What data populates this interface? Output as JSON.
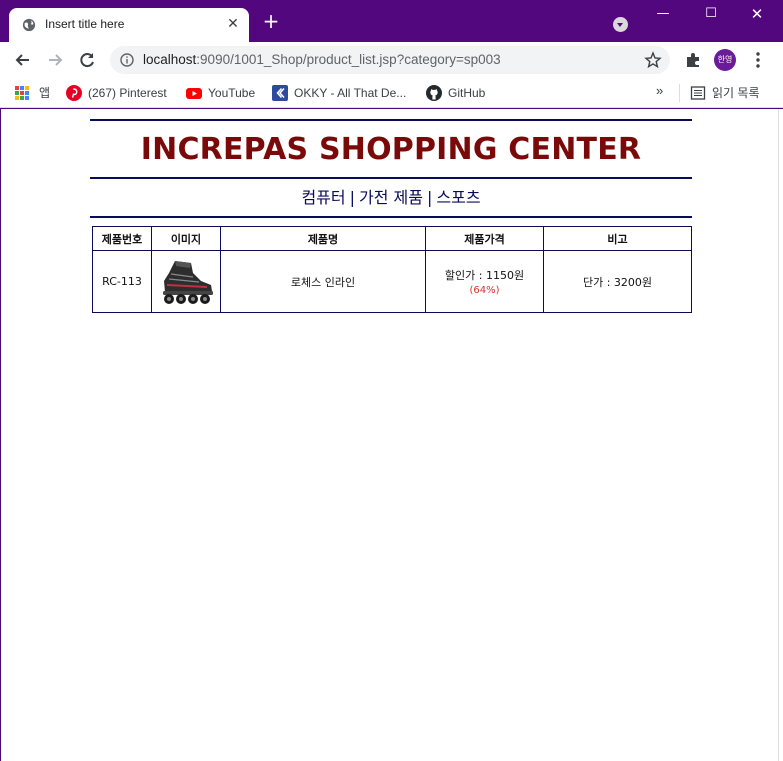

==

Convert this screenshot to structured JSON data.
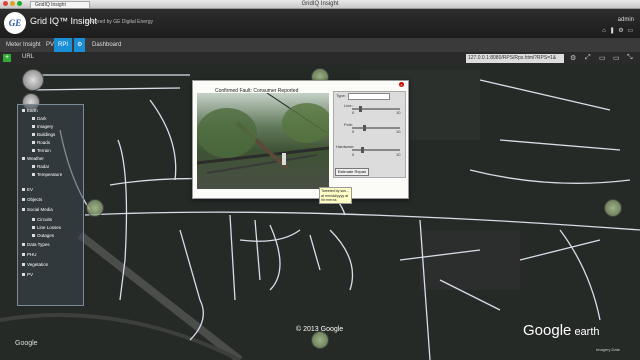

---

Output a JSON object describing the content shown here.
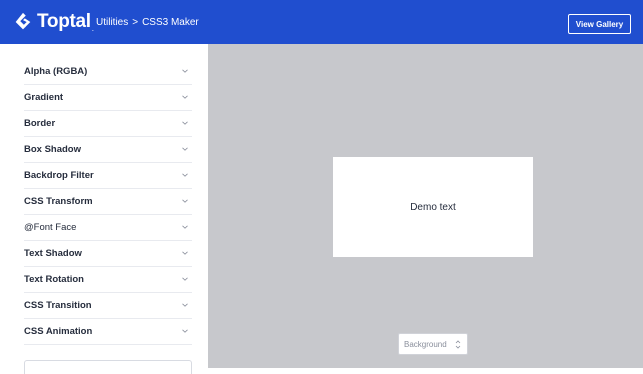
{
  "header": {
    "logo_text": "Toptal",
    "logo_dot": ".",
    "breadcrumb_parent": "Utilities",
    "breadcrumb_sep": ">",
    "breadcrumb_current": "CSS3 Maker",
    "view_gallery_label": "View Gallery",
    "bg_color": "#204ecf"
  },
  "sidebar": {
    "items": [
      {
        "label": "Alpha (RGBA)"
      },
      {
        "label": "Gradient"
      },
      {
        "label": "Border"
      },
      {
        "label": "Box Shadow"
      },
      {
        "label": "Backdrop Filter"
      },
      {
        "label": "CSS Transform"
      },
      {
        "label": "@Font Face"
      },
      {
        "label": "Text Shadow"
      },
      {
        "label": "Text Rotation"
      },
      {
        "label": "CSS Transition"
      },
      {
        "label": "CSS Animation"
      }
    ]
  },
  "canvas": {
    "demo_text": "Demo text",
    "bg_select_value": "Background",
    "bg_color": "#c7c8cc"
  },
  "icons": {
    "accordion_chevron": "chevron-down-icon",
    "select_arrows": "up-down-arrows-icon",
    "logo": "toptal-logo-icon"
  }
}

▶ Given problem
Show every line from the entries above in which "this" appears.

▶ Solution
What data populates this interface? Output as JSON.
Convert this screenshot to structured JSON data.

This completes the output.